**What to produce**
Output the material word for word. Leave each picture out.

**Data entries for graphics**
>> Begin
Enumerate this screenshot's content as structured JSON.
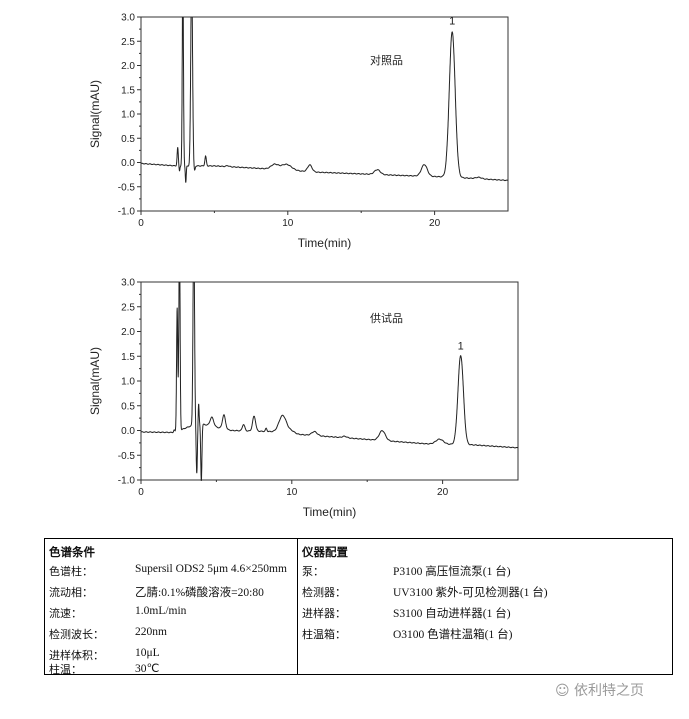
{
  "chart_data": [
    {
      "type": "line",
      "annotation": "对照品",
      "peak_label": "1",
      "xlabel": "Time(min)",
      "ylabel": "Signal(mAU)",
      "xlim": [
        0,
        25
      ],
      "ylim": [
        -1.0,
        3.0
      ],
      "xticks": [
        "0",
        "10",
        "20"
      ],
      "yticks": [
        "-1.0",
        "-0.5",
        "0.0",
        "0.5",
        "1.0",
        "1.5",
        "2.0",
        "2.5",
        "3.0"
      ],
      "baseline": [
        [
          0,
          -0.02
        ],
        [
          2.4,
          -0.07
        ],
        [
          5,
          -0.07
        ],
        [
          8,
          -0.12
        ],
        [
          12,
          -0.2
        ],
        [
          18,
          -0.27
        ],
        [
          21,
          -0.3
        ],
        [
          25,
          -0.37
        ]
      ],
      "peaks": [
        [
          2.5,
          0.38,
          0.04
        ],
        [
          2.62,
          -0.1,
          0.03
        ],
        [
          2.85,
          4.0,
          0.04
        ],
        [
          3.05,
          -0.35,
          0.03
        ],
        [
          3.45,
          4.0,
          0.06
        ],
        [
          3.65,
          -0.1,
          0.04
        ],
        [
          4.4,
          0.2,
          0.05
        ],
        [
          5.9,
          0.02,
          0.1
        ],
        [
          9.1,
          0.1,
          0.25
        ],
        [
          9.9,
          0.12,
          0.35
        ],
        [
          11.5,
          0.14,
          0.15
        ],
        [
          16.1,
          0.1,
          0.2
        ],
        [
          19.3,
          0.24,
          0.2
        ],
        [
          21.2,
          3.0,
          0.2
        ],
        [
          23.0,
          0.03,
          0.2
        ]
      ],
      "peak_1_time": 21.2,
      "peak_1_signal": 2.7
    },
    {
      "type": "line",
      "annotation": "供试品",
      "peak_label": "1",
      "xlabel": "Time(min)",
      "ylabel": "Signal(mAU)",
      "xlim": [
        0,
        25
      ],
      "ylim": [
        -1.0,
        3.0
      ],
      "xticks": [
        "0",
        "10",
        "20"
      ],
      "yticks": [
        "-1.0",
        "-0.5",
        "0.0",
        "0.5",
        "1.0",
        "1.5",
        "2.0",
        "2.5",
        "3.0"
      ],
      "baseline": [
        [
          0,
          -0.03
        ],
        [
          2.2,
          -0.04
        ],
        [
          3.8,
          0.15
        ],
        [
          4.5,
          0.1
        ],
        [
          6,
          0.0
        ],
        [
          8.5,
          -0.02
        ],
        [
          10.5,
          -0.08
        ],
        [
          15,
          -0.18
        ],
        [
          19,
          -0.27
        ],
        [
          22,
          -0.29
        ],
        [
          25,
          -0.35
        ]
      ],
      "peaks": [
        [
          2.2,
          0.05,
          0.04
        ],
        [
          2.4,
          2.5,
          0.04
        ],
        [
          2.55,
          4.0,
          0.04
        ],
        [
          3.5,
          4.0,
          0.05
        ],
        [
          3.7,
          -1.0,
          0.04
        ],
        [
          3.82,
          0.4,
          0.03
        ],
        [
          4.0,
          -1.15,
          0.04
        ],
        [
          4.7,
          0.18,
          0.12
        ],
        [
          5.5,
          0.28,
          0.1
        ],
        [
          6.8,
          0.13,
          0.08
        ],
        [
          7.5,
          0.3,
          0.1
        ],
        [
          8.3,
          0.06,
          0.05
        ],
        [
          9.4,
          0.35,
          0.25
        ],
        [
          10.0,
          0.05,
          0.2
        ],
        [
          11.5,
          0.08,
          0.18
        ],
        [
          13.5,
          0.03,
          0.15
        ],
        [
          16.0,
          0.2,
          0.2
        ],
        [
          19.8,
          0.1,
          0.25
        ],
        [
          21.2,
          1.8,
          0.18
        ]
      ],
      "peak_1_time": 21.2,
      "peak_1_signal": 1.5
    }
  ],
  "table": {
    "left_header": "色谱条件",
    "left_rows": [
      {
        "key": "色谱柱：",
        "value": "Supersil ODS2    5μm 4.6×250mm"
      },
      {
        "key": "流动相：",
        "value": "乙腈:0.1%磷酸溶液=20:80"
      },
      {
        "key": "流速：",
        "value": "1.0mL/min"
      },
      {
        "key": "检测波长：",
        "value": "220nm"
      },
      {
        "key": "进样体积：",
        "value": "10μL"
      },
      {
        "key": "柱温：",
        "value": "30℃"
      }
    ],
    "right_header": "仪器配置",
    "right_rows": [
      {
        "key": "泵：",
        "value": "P3100 高压恒流泵(1 台)"
      },
      {
        "key": "检测器：",
        "value": "UV3100 紫外-可见检测器(1 台)"
      },
      {
        "key": "进样器：",
        "value": "S3100 自动进样器(1 台)"
      },
      {
        "key": "柱温箱：",
        "value": "O3100 色谱柱温箱(1 台)"
      }
    ]
  },
  "watermark": "依利特之页",
  "line_color": "#222222"
}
>> End
**Completed exercise**
Enumerate this screenshot's content as structured JSON.
{
  "chart_data": [
    {
      "type": "line",
      "annotation": "对照品",
      "peak_label": "1",
      "xlabel": "Time(min)",
      "ylabel": "Signal(mAU)",
      "xlim": [
        0,
        25
      ],
      "ylim": [
        -1.0,
        3.0
      ],
      "xticks": [
        "0",
        "10",
        "20"
      ],
      "yticks": [
        "-1.0",
        "-0.5",
        "0.0",
        "0.5",
        "1.0",
        "1.5",
        "2.0",
        "2.5",
        "3.0"
      ],
      "baseline": [
        [
          0,
          -0.02
        ],
        [
          2.4,
          -0.07
        ],
        [
          5,
          -0.07
        ],
        [
          8,
          -0.12
        ],
        [
          12,
          -0.2
        ],
        [
          18,
          -0.27
        ],
        [
          21,
          -0.3
        ],
        [
          25,
          -0.37
        ]
      ],
      "peaks": [
        [
          2.5,
          0.38,
          0.04
        ],
        [
          2.62,
          -0.1,
          0.03
        ],
        [
          2.85,
          4.0,
          0.04
        ],
        [
          3.05,
          -0.35,
          0.03
        ],
        [
          3.45,
          4.0,
          0.06
        ],
        [
          3.65,
          -0.1,
          0.04
        ],
        [
          4.4,
          0.2,
          0.05
        ],
        [
          5.9,
          0.02,
          0.1
        ],
        [
          9.1,
          0.1,
          0.25
        ],
        [
          9.9,
          0.12,
          0.35
        ],
        [
          11.5,
          0.14,
          0.15
        ],
        [
          16.1,
          0.1,
          0.2
        ],
        [
          19.3,
          0.24,
          0.2
        ],
        [
          21.2,
          3.0,
          0.2
        ],
        [
          23.0,
          0.03,
          0.2
        ]
      ],
      "peak_1_time": 21.2,
      "peak_1_signal": 2.7
    },
    {
      "type": "line",
      "annotation": "供试品",
      "peak_label": "1",
      "xlabel": "Time(min)",
      "ylabel": "Signal(mAU)",
      "xlim": [
        0,
        25
      ],
      "ylim": [
        -1.0,
        3.0
      ],
      "xticks": [
        "0",
        "10",
        "20"
      ],
      "yticks": [
        "-1.0",
        "-0.5",
        "0.0",
        "0.5",
        "1.0",
        "1.5",
        "2.0",
        "2.5",
        "3.0"
      ],
      "baseline": [
        [
          0,
          -0.03
        ],
        [
          2.2,
          -0.04
        ],
        [
          3.8,
          0.15
        ],
        [
          4.5,
          0.1
        ],
        [
          6,
          0.0
        ],
        [
          8.5,
          -0.02
        ],
        [
          10.5,
          -0.08
        ],
        [
          15,
          -0.18
        ],
        [
          19,
          -0.27
        ],
        [
          22,
          -0.29
        ],
        [
          25,
          -0.35
        ]
      ],
      "peaks": [
        [
          2.2,
          0.05,
          0.04
        ],
        [
          2.4,
          2.5,
          0.04
        ],
        [
          2.55,
          4.0,
          0.04
        ],
        [
          3.5,
          4.0,
          0.05
        ],
        [
          3.7,
          -1.0,
          0.04
        ],
        [
          3.82,
          0.4,
          0.03
        ],
        [
          4.0,
          -1.15,
          0.04
        ],
        [
          4.7,
          0.18,
          0.12
        ],
        [
          5.5,
          0.28,
          0.1
        ],
        [
          6.8,
          0.13,
          0.08
        ],
        [
          7.5,
          0.3,
          0.1
        ],
        [
          8.3,
          0.06,
          0.05
        ],
        [
          9.4,
          0.35,
          0.25
        ],
        [
          10.0,
          0.05,
          0.2
        ],
        [
          11.5,
          0.08,
          0.18
        ],
        [
          13.5,
          0.03,
          0.15
        ],
        [
          16.0,
          0.2,
          0.2
        ],
        [
          19.8,
          0.1,
          0.25
        ],
        [
          21.2,
          1.8,
          0.18
        ]
      ],
      "peak_1_time": 21.2,
      "peak_1_signal": 1.5
    }
  ],
  "table": {
    "left_header": "色谱条件",
    "left_rows": [
      {
        "key": "色谱柱：",
        "value": "Supersil ODS2    5μm 4.6×250mm"
      },
      {
        "key": "流动相：",
        "value": "乙腈:0.1%磷酸溶液=20:80"
      },
      {
        "key": "流速：",
        "value": "1.0mL/min"
      },
      {
        "key": "检测波长：",
        "value": "220nm"
      },
      {
        "key": "进样体积：",
        "value": "10μL"
      },
      {
        "key": "柱温：",
        "value": "30℃"
      }
    ],
    "right_header": "仪器配置",
    "right_rows": [
      {
        "key": "泵：",
        "value": "P3100 高压恒流泵(1 台)"
      },
      {
        "key": "检测器：",
        "value": "UV3100 紫外-可见检测器(1 台)"
      },
      {
        "key": "进样器：",
        "value": "S3100 自动进样器(1 台)"
      },
      {
        "key": "柱温箱：",
        "value": "O3100 色谱柱温箱(1 台)"
      }
    ]
  },
  "watermark": "依利特之页",
  "line_color": "#222222"
}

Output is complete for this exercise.